Produce an exact copy of the lines from the line containing "Decode this image" through the last line of the listing below, both ends included, and nothing else.
━━━━━━━━━━━━━━━━━━━━━━━━━━━━━━
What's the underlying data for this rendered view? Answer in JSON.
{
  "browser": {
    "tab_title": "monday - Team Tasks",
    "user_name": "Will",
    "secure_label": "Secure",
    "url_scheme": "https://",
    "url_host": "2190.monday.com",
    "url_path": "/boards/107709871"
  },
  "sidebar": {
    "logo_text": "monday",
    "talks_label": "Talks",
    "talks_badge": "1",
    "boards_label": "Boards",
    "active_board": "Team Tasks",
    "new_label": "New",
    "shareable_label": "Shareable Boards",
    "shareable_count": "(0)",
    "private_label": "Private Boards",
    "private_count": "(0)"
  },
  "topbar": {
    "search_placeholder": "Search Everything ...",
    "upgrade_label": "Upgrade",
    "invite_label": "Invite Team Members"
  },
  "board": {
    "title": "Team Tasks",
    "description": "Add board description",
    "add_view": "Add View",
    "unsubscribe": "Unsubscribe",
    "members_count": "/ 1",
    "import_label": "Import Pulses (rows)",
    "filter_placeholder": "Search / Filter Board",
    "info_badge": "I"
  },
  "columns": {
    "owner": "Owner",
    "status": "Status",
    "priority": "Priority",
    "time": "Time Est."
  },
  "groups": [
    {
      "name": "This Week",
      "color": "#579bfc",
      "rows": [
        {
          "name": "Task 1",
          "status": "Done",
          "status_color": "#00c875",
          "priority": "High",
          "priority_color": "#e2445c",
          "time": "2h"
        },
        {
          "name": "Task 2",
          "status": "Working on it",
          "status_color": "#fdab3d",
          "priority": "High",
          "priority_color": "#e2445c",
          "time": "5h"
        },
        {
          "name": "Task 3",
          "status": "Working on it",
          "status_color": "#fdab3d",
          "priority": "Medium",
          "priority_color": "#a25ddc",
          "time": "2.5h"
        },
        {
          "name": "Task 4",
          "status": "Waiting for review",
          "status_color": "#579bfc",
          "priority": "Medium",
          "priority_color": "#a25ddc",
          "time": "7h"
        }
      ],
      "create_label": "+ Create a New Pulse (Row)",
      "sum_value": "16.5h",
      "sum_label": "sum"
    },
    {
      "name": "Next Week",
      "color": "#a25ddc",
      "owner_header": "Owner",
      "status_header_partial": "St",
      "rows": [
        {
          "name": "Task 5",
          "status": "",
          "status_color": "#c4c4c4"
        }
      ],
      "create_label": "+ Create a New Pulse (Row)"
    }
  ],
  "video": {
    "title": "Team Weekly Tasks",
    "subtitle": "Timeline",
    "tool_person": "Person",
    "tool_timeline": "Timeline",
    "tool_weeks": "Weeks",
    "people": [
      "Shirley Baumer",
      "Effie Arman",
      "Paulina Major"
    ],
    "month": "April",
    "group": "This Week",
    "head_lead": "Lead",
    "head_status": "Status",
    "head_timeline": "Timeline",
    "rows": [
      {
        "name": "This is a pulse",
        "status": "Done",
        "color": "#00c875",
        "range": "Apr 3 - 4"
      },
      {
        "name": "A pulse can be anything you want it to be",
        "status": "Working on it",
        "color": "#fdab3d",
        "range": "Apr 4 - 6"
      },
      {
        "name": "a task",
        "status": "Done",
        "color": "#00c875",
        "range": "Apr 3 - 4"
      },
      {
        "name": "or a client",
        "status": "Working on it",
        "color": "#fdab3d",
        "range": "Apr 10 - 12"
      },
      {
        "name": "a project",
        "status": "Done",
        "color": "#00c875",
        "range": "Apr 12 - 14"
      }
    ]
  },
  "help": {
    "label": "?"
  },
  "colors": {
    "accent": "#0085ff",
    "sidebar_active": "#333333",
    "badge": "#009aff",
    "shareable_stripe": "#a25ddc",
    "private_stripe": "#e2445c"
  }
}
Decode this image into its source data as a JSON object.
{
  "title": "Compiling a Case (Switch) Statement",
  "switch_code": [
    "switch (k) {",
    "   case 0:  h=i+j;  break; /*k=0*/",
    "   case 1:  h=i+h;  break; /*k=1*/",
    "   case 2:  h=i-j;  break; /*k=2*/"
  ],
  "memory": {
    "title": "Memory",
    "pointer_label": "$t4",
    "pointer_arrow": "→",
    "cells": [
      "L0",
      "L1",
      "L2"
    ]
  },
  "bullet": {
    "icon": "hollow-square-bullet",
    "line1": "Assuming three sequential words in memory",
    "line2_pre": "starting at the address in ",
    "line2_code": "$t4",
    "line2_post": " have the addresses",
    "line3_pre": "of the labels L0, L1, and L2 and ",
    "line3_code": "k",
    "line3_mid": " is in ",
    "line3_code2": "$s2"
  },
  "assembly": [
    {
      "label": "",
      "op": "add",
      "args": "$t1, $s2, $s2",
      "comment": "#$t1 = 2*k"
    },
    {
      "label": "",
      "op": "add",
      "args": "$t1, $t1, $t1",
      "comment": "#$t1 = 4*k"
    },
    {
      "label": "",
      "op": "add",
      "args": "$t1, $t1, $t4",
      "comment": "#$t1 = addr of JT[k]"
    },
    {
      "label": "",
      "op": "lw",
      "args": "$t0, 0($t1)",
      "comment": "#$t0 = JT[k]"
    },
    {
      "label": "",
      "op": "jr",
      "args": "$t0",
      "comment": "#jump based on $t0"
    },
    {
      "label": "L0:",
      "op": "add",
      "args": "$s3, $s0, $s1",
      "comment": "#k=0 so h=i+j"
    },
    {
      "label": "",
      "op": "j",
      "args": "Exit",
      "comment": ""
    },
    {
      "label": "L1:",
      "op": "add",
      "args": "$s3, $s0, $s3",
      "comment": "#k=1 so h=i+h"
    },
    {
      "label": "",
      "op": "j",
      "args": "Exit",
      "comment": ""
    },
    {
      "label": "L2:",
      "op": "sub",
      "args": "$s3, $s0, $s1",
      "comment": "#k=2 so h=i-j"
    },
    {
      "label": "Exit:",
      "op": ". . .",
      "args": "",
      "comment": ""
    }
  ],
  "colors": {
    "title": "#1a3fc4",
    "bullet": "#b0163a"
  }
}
━━━━━━━━━━━━━━━━━━━━━━━━━━━━━━
> Exercise response:
Decode this image into its source data as a JSON object.
{
  "title": "Compiling a Case (Switch) Statement",
  "switch_code": [
    "switch (k) {",
    "   case 0:  h=i+j;  break; /*k=0*/",
    "   case 1:  h=i+h;  break; /*k=1*/",
    "   case 2:  h=i-j;  break; /*k=2*/"
  ],
  "memory": {
    "title": "Memory",
    "pointer_label": "$t4",
    "pointer_arrow": "→",
    "cells": [
      "L0",
      "L1",
      "L2"
    ]
  },
  "bullet": {
    "icon": "hollow-square-bullet",
    "line1": "Assuming three sequential words in memory",
    "line2_pre": "starting at the address in ",
    "line2_code": "$t4",
    "line2_post": " have the addresses",
    "line3_pre": "of the labels L0, L1, and L2 and ",
    "line3_code": "k",
    "line3_mid": " is in ",
    "line3_code2": "$s2"
  },
  "assembly": [
    {
      "label": "",
      "op": "add",
      "args": "$t1, $s2, $s2",
      "comment": "#$t1 = 2*k"
    },
    {
      "label": "",
      "op": "add",
      "args": "$t1, $t1, $t1",
      "comment": "#$t1 = 4*k"
    },
    {
      "label": "",
      "op": "add",
      "args": "$t1, $t1, $t4",
      "comment": "#$t1 = addr of JT[k]"
    },
    {
      "label": "",
      "op": "lw",
      "args": "$t0, 0($t1)",
      "comment": "#$t0 = JT[k]"
    },
    {
      "label": "",
      "op": "jr",
      "args": "$t0",
      "comment": "#jump based on $t0"
    },
    {
      "label": "L0:",
      "op": "add",
      "args": "$s3, $s0, $s1",
      "comment": "#k=0 so h=i+j"
    },
    {
      "label": "",
      "op": "j",
      "args": "Exit",
      "comment": ""
    },
    {
      "label": "L1:",
      "op": "add",
      "args": "$s3, $s0, $s3",
      "comment": "#k=1 so h=i+h"
    },
    {
      "label": "",
      "op": "j",
      "args": "Exit",
      "comment": ""
    },
    {
      "label": "L2:",
      "op": "sub",
      "args": "$s3, $s0, $s1",
      "comment": "#k=2 so h=i-j"
    },
    {
      "label": "Exit:",
      "op": ". . .",
      "args": "",
      "comment": ""
    }
  ],
  "colors": {
    "title": "#1a3fc4",
    "bullet": "#b0163a"
  }
}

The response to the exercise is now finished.